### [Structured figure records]
————

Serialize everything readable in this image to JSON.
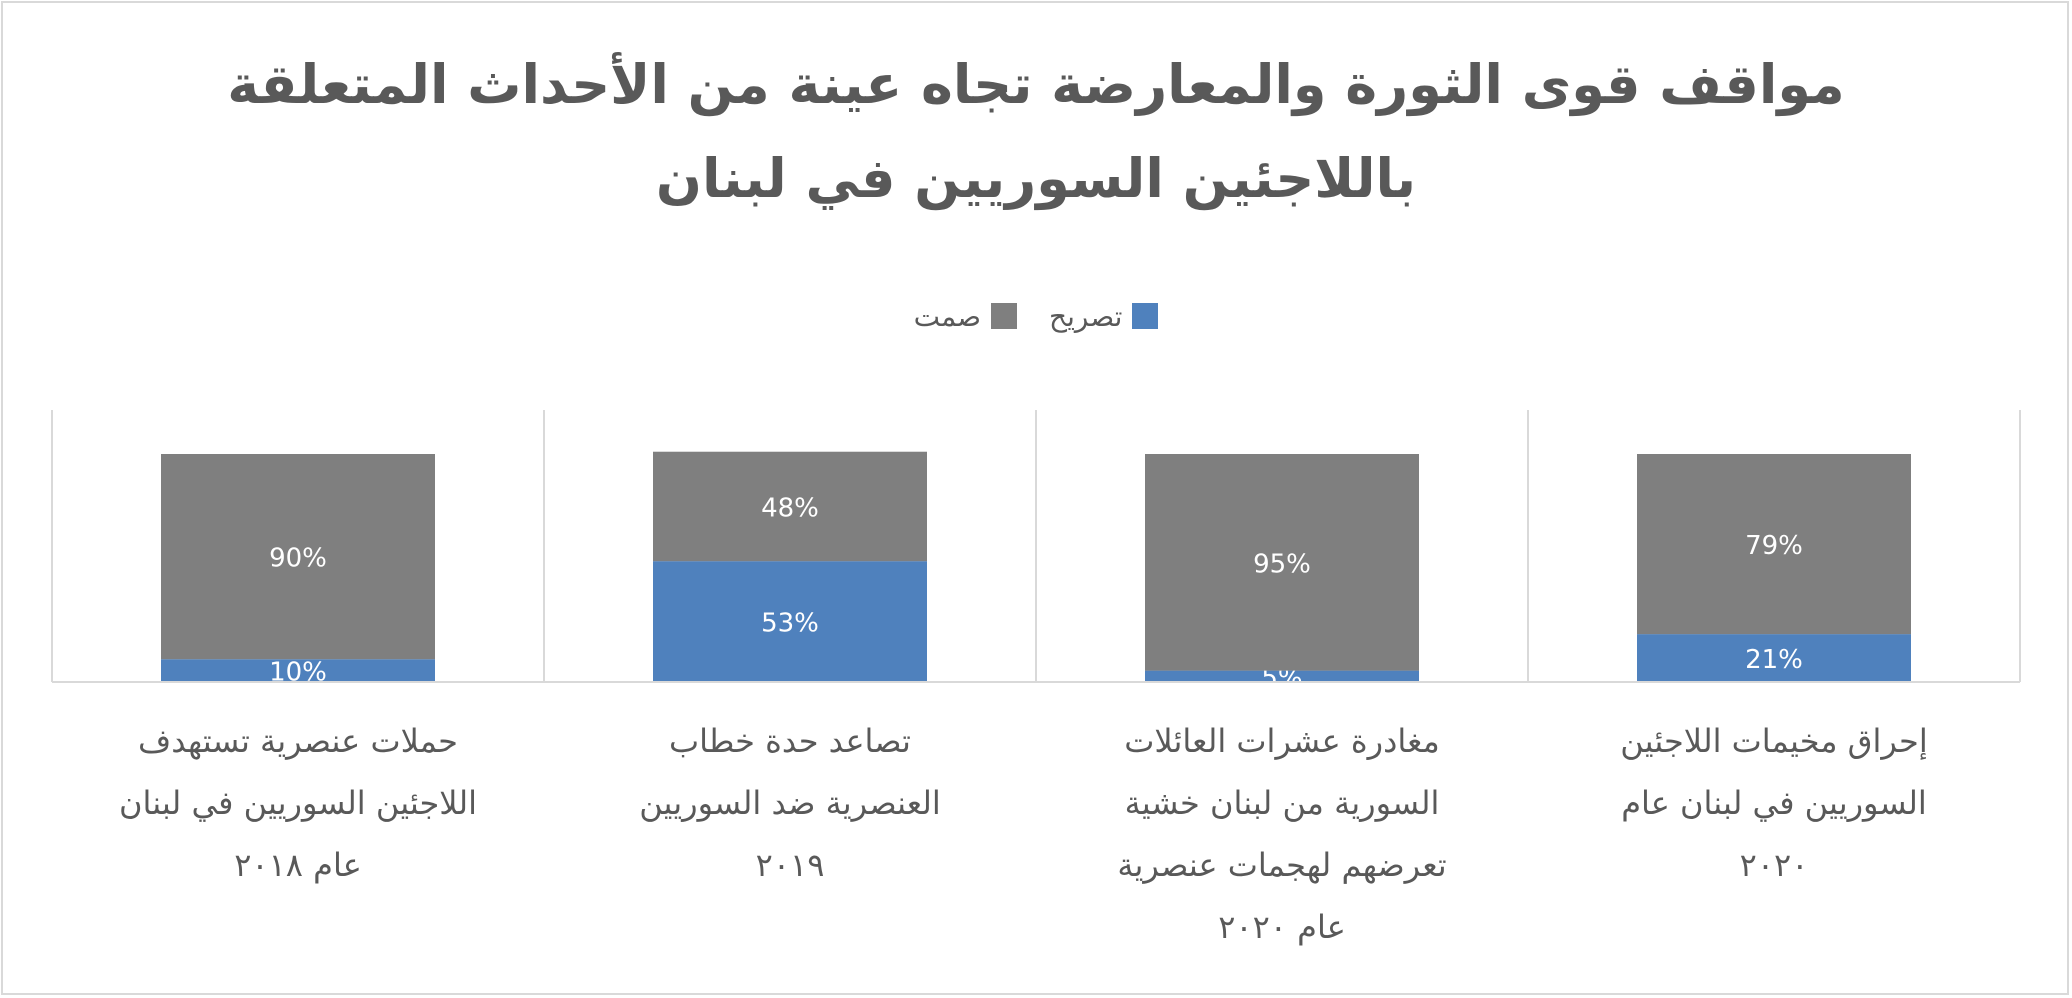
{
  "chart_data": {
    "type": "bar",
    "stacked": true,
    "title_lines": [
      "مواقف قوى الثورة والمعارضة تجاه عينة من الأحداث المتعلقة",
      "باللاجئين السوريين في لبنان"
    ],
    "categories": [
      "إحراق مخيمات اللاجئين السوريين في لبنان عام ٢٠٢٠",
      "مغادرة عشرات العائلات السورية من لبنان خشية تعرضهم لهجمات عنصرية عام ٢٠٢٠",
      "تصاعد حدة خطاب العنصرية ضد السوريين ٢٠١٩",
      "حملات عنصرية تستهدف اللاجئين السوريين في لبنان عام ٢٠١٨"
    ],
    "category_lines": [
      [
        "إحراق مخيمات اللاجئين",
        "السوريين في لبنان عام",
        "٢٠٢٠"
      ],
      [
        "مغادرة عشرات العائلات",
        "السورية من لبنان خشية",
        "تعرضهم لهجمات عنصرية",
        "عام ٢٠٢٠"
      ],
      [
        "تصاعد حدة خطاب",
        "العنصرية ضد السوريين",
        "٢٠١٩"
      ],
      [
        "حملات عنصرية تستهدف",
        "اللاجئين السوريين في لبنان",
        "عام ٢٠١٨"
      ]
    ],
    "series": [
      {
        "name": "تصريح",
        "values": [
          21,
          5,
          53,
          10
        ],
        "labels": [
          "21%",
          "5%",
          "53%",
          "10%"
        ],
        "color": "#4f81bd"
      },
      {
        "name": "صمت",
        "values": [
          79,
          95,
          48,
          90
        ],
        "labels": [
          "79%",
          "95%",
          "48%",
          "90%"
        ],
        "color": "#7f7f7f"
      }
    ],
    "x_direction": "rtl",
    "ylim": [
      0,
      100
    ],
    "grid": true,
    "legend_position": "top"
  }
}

————

### [What is being asked]
Where a line in the entries holds the word "خطاب", copy that line.

### [Answer for the task]
      "تصاعد حدة خطاب العنصرية ضد السوريين ٢٠١٩",
        "تصاعد حدة خطاب",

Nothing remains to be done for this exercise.